__GOAL__.
In the Charlie Slack profile, list every entry under "Career highlights and awards" that names an honor or achievement.

__EXCERPT TO READ__.
######

Charlie Slack

Personal information
- Born: February 26, 1931 Pomeroy, Ohio, U.S.
- Died: July 3, 2020 (aged 89) Akron, Ohio, U.S.
- Listed height: 6 ft 5 in (1.96 m)

Career information
- High school: Pomeroy (Pomeroy, Ohio)
- College: Marshall (1952–1956)
- NBA draft: 1956: 4th round, 30th overall pick
- Selected by the Fort Wayne Pistons
- Position: Forward

Career history
- 1956–1961: Akron Goodyear Wingfoots

Career highlights and awards
- NCAA rebounding leader (1955); 2× First-team All-MAC (1955, 1956); No. 17 retired by Marshall Thundering Herd;
- Stats at Basketball Reference

= Charlie Slack =

American basketball player (1931–2020)

Charles E. Slack (February 26, 1931 – July 3, 2020) was an American college basketball player from Marshall University. He holds the National Collegiate Athletic Association (NCAA) Division I record for the highest single-season rebound average when he grabbed 25.6 rpg in 1954–55.

######

Region and label listings
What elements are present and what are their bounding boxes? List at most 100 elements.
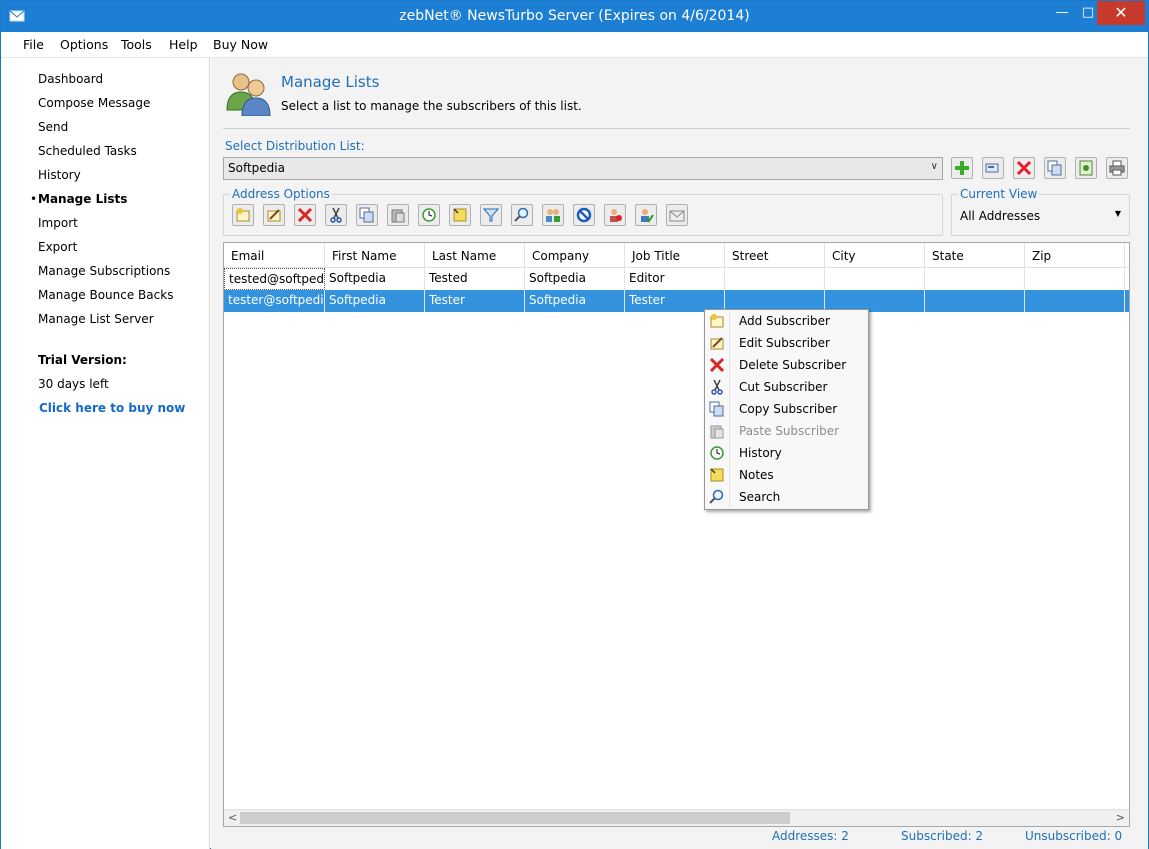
scroll-right-arrow[interactable]: > bbox=[1116, 811, 1125, 824]
sidebar-item-manage-bounce-backs[interactable]: Manage Bounce Backs bbox=[38, 288, 173, 302]
sidebar-item-history[interactable]: History bbox=[38, 168, 81, 182]
col-email[interactable]: Email bbox=[224, 243, 325, 268]
history-button[interactable] bbox=[418, 204, 440, 226]
paste-subscriber-button[interactable] bbox=[387, 204, 409, 226]
cell-last-name[interactable]: Tested bbox=[425, 268, 525, 290]
subscribers-grid[interactable]: Email First Name Last Name Company Job T… bbox=[223, 242, 1130, 827]
copy-list-button[interactable] bbox=[1044, 157, 1066, 179]
ctx-history[interactable]: History bbox=[705, 442, 868, 464]
ctx-search[interactable]: Search bbox=[705, 486, 868, 508]
delete-subscriber-button[interactable] bbox=[294, 204, 316, 226]
copy-subscriber-button[interactable] bbox=[356, 204, 378, 226]
scroll-left-arrow[interactable]: < bbox=[228, 811, 237, 824]
add-subscriber-button[interactable] bbox=[232, 204, 254, 226]
table-row[interactable]: tester@softpedi... Softpedia Tester Soft… bbox=[224, 290, 1129, 312]
ctx-copy-subscriber[interactable]: Copy Subscriber bbox=[705, 398, 868, 420]
sidebar-item-scheduled-tasks[interactable]: Scheduled Tasks bbox=[38, 144, 137, 158]
cell-job-title[interactable]: Editor bbox=[625, 268, 725, 290]
cell-zip[interactable] bbox=[1025, 268, 1125, 290]
sidebar-item-manage-lists[interactable]: Manage Lists bbox=[38, 192, 127, 206]
sidebar-item-import[interactable]: Import bbox=[38, 216, 78, 230]
list-properties-button[interactable] bbox=[1075, 157, 1097, 179]
cell-city[interactable] bbox=[825, 268, 925, 290]
print-list-button[interactable] bbox=[1106, 157, 1128, 179]
menu-options[interactable]: Options bbox=[60, 37, 108, 52]
current-view-select[interactable]: All Addresses bbox=[960, 209, 1040, 223]
ctx-delete-subscriber[interactable]: Delete Subscriber bbox=[705, 354, 868, 376]
menu-help[interactable]: Help bbox=[169, 37, 198, 52]
send-mail-button[interactable] bbox=[666, 204, 688, 226]
sidebar-item-manage-subscriptions[interactable]: Manage Subscriptions bbox=[38, 264, 170, 278]
menu-buy-now[interactable]: Buy Now bbox=[213, 37, 268, 52]
scissors-icon bbox=[330, 207, 342, 223]
col-street[interactable]: Street bbox=[725, 243, 825, 268]
list-settings-icon bbox=[1079, 160, 1093, 176]
cell-email[interactable]: tester@softpedi... bbox=[224, 290, 325, 312]
sidebar-item-manage-list-server[interactable]: Manage List Server bbox=[38, 312, 154, 326]
col-zip[interactable]: Zip bbox=[1025, 243, 1125, 268]
history-icon bbox=[710, 446, 724, 460]
table-row[interactable]: tested@softped... Softpedia Tested Softp… bbox=[224, 268, 1129, 290]
horizontal-scrollbar[interactable]: < > bbox=[224, 809, 1129, 826]
block-icon bbox=[576, 207, 592, 223]
ctx-item-label: Delete Subscriber bbox=[739, 358, 847, 372]
col-job-title[interactable]: Job Title bbox=[625, 243, 725, 268]
cell-first-name[interactable]: Softpedia bbox=[325, 290, 425, 312]
search-button[interactable] bbox=[511, 204, 533, 226]
menu-file[interactable]: File bbox=[23, 37, 44, 52]
unsubscribe-button[interactable] bbox=[604, 204, 626, 226]
ctx-paste-subscriber: Paste Subscriber bbox=[705, 420, 868, 442]
chevron-down-icon: ∨ bbox=[930, 161, 938, 172]
col-city[interactable]: City bbox=[825, 243, 925, 268]
col-company[interactable]: Company bbox=[525, 243, 625, 268]
sidebar-item-dashboard[interactable]: Dashboard bbox=[38, 72, 103, 86]
edit-list-button[interactable] bbox=[982, 157, 1004, 179]
delete-icon bbox=[297, 207, 313, 223]
plus-icon bbox=[955, 161, 969, 175]
buy-now-link[interactable]: Click here to buy now bbox=[39, 401, 185, 415]
cell-company[interactable]: Softpedia bbox=[525, 290, 625, 312]
add-list-button[interactable] bbox=[951, 157, 973, 179]
cell-first-name[interactable]: Softpedia bbox=[325, 268, 425, 290]
sidebar-item-send[interactable]: Send bbox=[38, 120, 68, 134]
filter-button[interactable] bbox=[480, 204, 502, 226]
dropdown-arrow-icon[interactable]: ▼ bbox=[1115, 209, 1121, 218]
group-subscribers-button[interactable] bbox=[542, 204, 564, 226]
col-first-name[interactable]: First Name bbox=[325, 243, 425, 268]
trial-version-label: Trial Version: bbox=[38, 353, 127, 367]
delete-list-button[interactable] bbox=[1013, 157, 1035, 179]
ctx-edit-subscriber[interactable]: Edit Subscriber bbox=[705, 332, 868, 354]
notes-button[interactable] bbox=[449, 204, 471, 226]
sidebar-item-export[interactable]: Export bbox=[38, 240, 77, 254]
distribution-list-select[interactable]: Softpedia ∨ bbox=[223, 157, 943, 180]
cell-state[interactable] bbox=[925, 290, 1025, 312]
menu-tools[interactable]: Tools bbox=[121, 37, 152, 52]
cut-subscriber-button[interactable] bbox=[325, 204, 347, 226]
current-view-label: Current View bbox=[958, 187, 1040, 201]
cell-zip[interactable] bbox=[1025, 290, 1125, 312]
cell-email[interactable]: tested@softped... bbox=[224, 268, 325, 290]
edit-subscriber-icon bbox=[267, 209, 281, 222]
cell-company[interactable]: Softpedia bbox=[525, 268, 625, 290]
scrollbar-thumb[interactable] bbox=[240, 812, 790, 824]
history-icon bbox=[422, 208, 436, 222]
cell-last-name[interactable]: Tester bbox=[425, 290, 525, 312]
col-state[interactable]: State bbox=[925, 243, 1025, 268]
close-button[interactable]: ✕ bbox=[1097, 1, 1145, 25]
sidebar-item-compose-message[interactable]: Compose Message bbox=[38, 96, 150, 110]
ctx-item-label: Copy Subscriber bbox=[739, 402, 838, 416]
ctx-cut-subscriber[interactable]: Cut Subscriber bbox=[705, 376, 868, 398]
col-last-name[interactable]: Last Name bbox=[425, 243, 525, 268]
ctx-item-label: History bbox=[739, 446, 782, 460]
cell-state[interactable] bbox=[925, 268, 1025, 290]
ctx-add-subscriber[interactable]: Add Subscriber bbox=[705, 310, 868, 332]
status-unsubscribed: Unsubscribed: 0 bbox=[1025, 829, 1123, 843]
edit-subscriber-button[interactable] bbox=[263, 204, 285, 226]
status-addresses: Addresses: 2 bbox=[772, 829, 849, 843]
ctx-notes[interactable]: Notes bbox=[705, 464, 868, 486]
filter-icon bbox=[482, 208, 500, 222]
cell-street[interactable] bbox=[725, 268, 825, 290]
block-button[interactable] bbox=[573, 204, 595, 226]
subscribe-button[interactable] bbox=[635, 204, 657, 226]
ctx-item-label: Cut Subscriber bbox=[739, 380, 828, 394]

######

__RESULT OF THE EXERCISE__.
- NCAA rebounding leader (1955)
- 2× First-team All-MAC (1955, 1956)
- No. 17 retired by Marshall Thundering Herd